| Passage to read |
In the top left hand corner, we see another mirror – or possibly another painting – reflecting (or depicting) an insect scuttling across a landscape, making us even more aware that everything in this scene is illusion. This unsettling sense of artifice is further amplified by the inclusion of the strange, dislocated nudes, two of whom hold up hand mirrors that reflect nothing. Again, Campbell disorients with ambiguity, calling into question the painted reality he presents to us.

To quote Campbell himself here: ‘The flatness of the window is like the flatness of the canvas and the flatness of the mirrors. I painted the chairs and the women in the foreground flat to play with this idea of distance and flatness and what a canvas is.’

This painting is a wonderful example of the intricate games Campbell liked to play with perception – all the while exploring the language & sign systems we use to construct our understanding of the world around us.

| Image-based layout entries |
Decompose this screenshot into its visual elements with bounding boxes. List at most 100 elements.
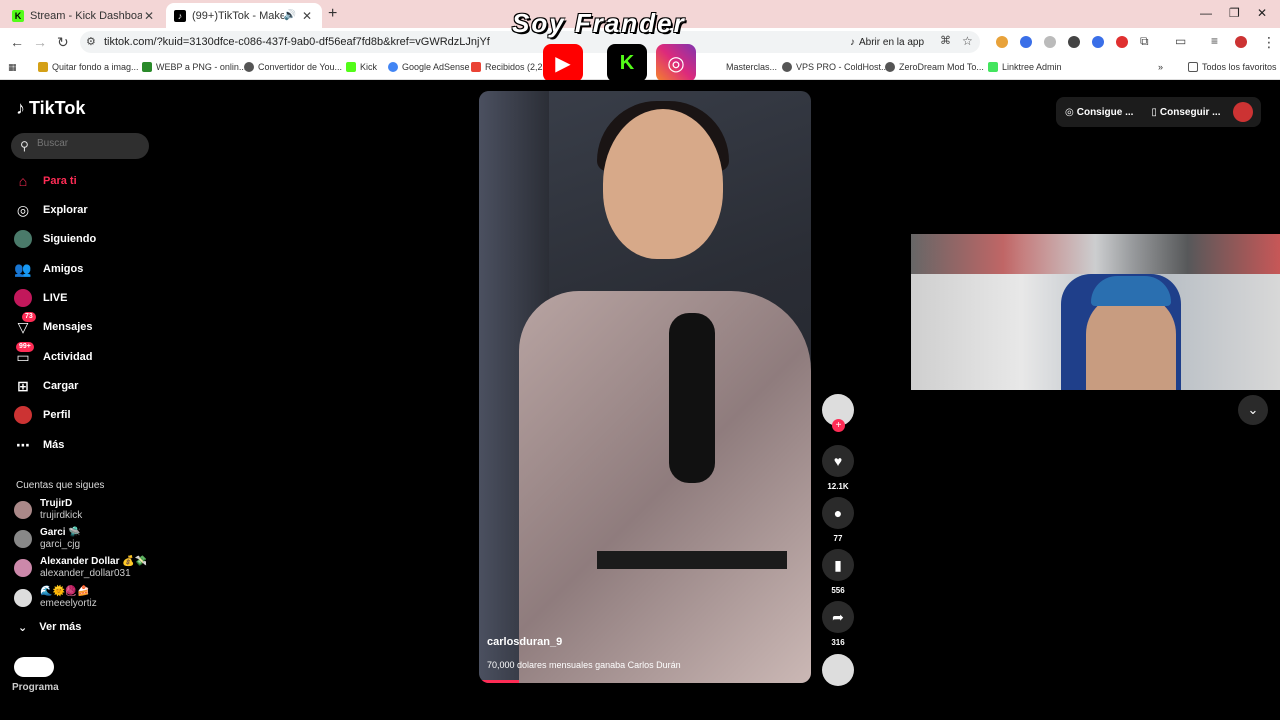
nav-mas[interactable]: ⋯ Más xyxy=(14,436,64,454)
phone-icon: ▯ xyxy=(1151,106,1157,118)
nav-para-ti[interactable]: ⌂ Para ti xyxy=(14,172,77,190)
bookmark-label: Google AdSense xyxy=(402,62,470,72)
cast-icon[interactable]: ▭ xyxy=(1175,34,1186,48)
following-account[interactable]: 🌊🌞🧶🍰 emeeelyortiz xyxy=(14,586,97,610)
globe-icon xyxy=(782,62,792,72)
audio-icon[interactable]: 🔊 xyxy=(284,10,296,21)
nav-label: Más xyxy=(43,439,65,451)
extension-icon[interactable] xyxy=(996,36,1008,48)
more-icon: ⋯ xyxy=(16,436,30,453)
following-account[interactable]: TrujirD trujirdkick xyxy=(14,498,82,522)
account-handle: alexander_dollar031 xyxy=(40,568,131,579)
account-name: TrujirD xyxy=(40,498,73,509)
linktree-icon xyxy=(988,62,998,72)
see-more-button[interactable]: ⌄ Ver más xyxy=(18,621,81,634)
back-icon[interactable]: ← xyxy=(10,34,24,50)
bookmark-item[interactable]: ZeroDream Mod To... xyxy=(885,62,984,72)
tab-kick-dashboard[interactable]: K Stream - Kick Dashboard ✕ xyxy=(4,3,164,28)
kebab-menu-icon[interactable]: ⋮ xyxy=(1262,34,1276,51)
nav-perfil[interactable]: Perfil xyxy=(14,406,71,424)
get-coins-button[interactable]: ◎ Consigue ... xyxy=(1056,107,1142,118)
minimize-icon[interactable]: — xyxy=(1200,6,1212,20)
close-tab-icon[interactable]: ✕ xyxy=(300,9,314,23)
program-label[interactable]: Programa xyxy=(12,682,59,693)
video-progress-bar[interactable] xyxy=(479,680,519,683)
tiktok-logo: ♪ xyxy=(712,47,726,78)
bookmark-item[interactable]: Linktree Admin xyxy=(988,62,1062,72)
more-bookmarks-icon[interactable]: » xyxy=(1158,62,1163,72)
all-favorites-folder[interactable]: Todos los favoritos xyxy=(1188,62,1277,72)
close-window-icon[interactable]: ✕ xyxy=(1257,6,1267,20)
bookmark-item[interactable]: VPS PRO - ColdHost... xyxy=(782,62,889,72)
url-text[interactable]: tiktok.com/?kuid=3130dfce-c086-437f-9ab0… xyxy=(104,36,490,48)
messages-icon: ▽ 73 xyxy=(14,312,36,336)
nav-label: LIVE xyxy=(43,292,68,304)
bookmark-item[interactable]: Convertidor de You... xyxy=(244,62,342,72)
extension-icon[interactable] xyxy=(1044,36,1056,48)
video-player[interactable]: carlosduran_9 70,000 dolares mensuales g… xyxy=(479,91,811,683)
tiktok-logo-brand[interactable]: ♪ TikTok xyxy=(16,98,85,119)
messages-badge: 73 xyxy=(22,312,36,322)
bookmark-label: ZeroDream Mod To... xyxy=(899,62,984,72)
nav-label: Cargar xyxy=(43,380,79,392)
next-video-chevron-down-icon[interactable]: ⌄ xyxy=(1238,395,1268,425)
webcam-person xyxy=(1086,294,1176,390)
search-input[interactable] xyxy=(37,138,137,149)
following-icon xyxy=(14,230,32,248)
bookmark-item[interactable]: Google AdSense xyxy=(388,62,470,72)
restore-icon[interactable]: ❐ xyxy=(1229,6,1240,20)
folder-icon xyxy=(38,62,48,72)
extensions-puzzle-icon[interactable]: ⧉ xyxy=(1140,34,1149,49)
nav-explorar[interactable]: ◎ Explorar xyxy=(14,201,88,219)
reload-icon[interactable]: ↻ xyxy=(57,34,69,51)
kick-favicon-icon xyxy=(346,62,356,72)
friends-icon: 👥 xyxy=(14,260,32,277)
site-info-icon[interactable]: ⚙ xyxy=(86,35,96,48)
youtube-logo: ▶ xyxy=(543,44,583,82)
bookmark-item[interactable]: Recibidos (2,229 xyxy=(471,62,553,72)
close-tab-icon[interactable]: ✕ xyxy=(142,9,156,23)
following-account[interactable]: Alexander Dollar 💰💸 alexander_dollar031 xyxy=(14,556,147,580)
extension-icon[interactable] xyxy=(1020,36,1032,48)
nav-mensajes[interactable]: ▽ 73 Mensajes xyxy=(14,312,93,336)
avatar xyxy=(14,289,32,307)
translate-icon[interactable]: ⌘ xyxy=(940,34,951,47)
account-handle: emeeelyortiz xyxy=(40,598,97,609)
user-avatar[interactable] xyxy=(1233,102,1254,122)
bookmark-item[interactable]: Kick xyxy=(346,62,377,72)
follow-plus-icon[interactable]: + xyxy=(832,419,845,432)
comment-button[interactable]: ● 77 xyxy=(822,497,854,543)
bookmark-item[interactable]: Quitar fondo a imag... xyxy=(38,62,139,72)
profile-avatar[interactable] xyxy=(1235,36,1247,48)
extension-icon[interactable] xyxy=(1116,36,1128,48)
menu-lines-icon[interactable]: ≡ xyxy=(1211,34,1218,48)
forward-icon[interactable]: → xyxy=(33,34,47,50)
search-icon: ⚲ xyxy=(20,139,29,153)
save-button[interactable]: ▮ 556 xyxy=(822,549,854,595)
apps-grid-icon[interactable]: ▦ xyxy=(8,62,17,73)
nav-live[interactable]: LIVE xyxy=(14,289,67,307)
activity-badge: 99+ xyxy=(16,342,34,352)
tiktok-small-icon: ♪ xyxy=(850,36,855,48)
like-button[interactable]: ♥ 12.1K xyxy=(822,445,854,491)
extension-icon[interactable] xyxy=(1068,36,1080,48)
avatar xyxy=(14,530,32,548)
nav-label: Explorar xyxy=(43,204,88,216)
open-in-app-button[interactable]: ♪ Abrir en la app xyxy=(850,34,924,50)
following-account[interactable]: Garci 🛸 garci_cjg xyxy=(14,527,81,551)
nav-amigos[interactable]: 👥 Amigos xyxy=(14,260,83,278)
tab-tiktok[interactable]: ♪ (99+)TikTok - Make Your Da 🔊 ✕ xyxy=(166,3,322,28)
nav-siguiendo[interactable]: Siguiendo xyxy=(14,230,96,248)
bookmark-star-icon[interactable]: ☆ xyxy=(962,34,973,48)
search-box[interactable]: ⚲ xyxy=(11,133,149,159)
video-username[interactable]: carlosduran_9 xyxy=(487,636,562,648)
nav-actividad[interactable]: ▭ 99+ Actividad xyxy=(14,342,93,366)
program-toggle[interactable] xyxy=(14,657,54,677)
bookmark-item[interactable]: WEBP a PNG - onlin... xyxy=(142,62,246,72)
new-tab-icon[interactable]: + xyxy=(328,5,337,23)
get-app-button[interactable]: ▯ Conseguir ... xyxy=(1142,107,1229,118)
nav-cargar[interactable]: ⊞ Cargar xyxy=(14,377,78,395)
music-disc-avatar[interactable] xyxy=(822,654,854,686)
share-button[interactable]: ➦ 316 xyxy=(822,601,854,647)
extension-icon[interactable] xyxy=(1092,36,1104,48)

| The tasks |
1. Return the passage about Campbell's painting word for word, in full.
2. In the entries, take the stretch from the line containing "nav-mas[interactable]: ⋯ Más" through the line containing "messages-icon: ▽ 73 xyxy=(14,312,36,336)" and replace "bookmark-item" with "favorite-link" throughout it. Give back only those lines, with nothing else altered.

| Exercise solutions |
1.
In the top left hand corner, we see another mirror – or possibly another painting – reflecting (or depicting) an insect scuttling across a landscape, making us even more aware that everything in this scene is illusion. This unsettling sense of artifice is further amplified by the inclusion of the strange, dislocated nudes, two of whom hold up hand mirrors that reflect nothing. Again, Campbell disorients with ambiguity, calling into question the painted reality he presents to us.

To quote Campbell himself here: ‘The flatness of the window is like the flatness of the canvas and the flatness of the mirrors. I painted the chairs and the women in the foreground flat to play with this idea of distance and flatness and what a canvas is.’

This painting is a wonderful example of the intricate games Campbell liked to play with perception – all the while exploring the language & sign systems we use to construct our understanding of the world around us.

2.
nav-mas[interactable]: ⋯ Más xyxy=(14,436,64,454)
phone-icon: ▯ xyxy=(1151,106,1157,118)
nav-para-ti[interactable]: ⌂ Para ti xyxy=(14,172,77,190)
bookmark-label: Google AdSense xyxy=(402,62,470,72)
cast-icon[interactable]: ▭ xyxy=(1175,34,1186,48)
following-account[interactable]: 🌊🌞🧶🍰 emeeelyortiz xyxy=(14,586,97,610)
globe-icon xyxy=(782,62,792,72)
audio-icon[interactable]: 🔊 xyxy=(284,10,296,21)
nav-label: Más xyxy=(43,439,65,451)
extension-icon[interactable] xyxy=(996,36,1008,48)
more-icon: ⋯ xyxy=(16,436,30,453)
following-account[interactable]: TrujirD trujirdkick xyxy=(14,498,82,522)
account-handle: alexander_dollar031 xyxy=(40,568,131,579)
account-name: TrujirD xyxy=(40,498,73,509)
linktree-icon xyxy=(988,62,998,72)
see-more-button[interactable]: ⌄ Ver más xyxy=(18,621,81,634)
back-icon[interactable]: ← xyxy=(10,34,24,50)
favorite-link[interactable]: ZeroDream Mod To... xyxy=(885,62,984,72)
tab-kick-dashboard[interactable]: K Stream - Kick Dashboard ✕ xyxy=(4,3,164,28)
kebab-menu-icon[interactable]: ⋮ xyxy=(1262,34,1276,51)
nav-perfil[interactable]: Perfil xyxy=(14,406,71,424)
get-coins-button[interactable]: ◎ Consigue ... xyxy=(1056,107,1142,118)
minimize-icon[interactable]: — xyxy=(1200,6,1212,20)
close-tab-icon[interactable]: ✕ xyxy=(300,9,314,23)
program-label[interactable]: Programa xyxy=(12,682,59,693)
video-progress-bar[interactable] xyxy=(479,680,519,683)
tiktok-logo: ♪ xyxy=(712,47,726,78)
favorite-link[interactable]: Linktree Admin xyxy=(988,62,1062,72)
more-bookmarks-icon[interactable]: » xyxy=(1158,62,1163,72)
all-favorites-folder[interactable]: Todos los favoritos xyxy=(1188,62,1277,72)
close-window-icon[interactable]: ✕ xyxy=(1257,6,1267,20)
favorite-link[interactable]: VPS PRO - ColdHost... xyxy=(782,62,889,72)
url-text[interactable]: tiktok.com/?kuid=3130dfce-c086-437f-9ab0… xyxy=(104,36,490,48)
messages-icon: ▽ 73 xyxy=(14,312,36,336)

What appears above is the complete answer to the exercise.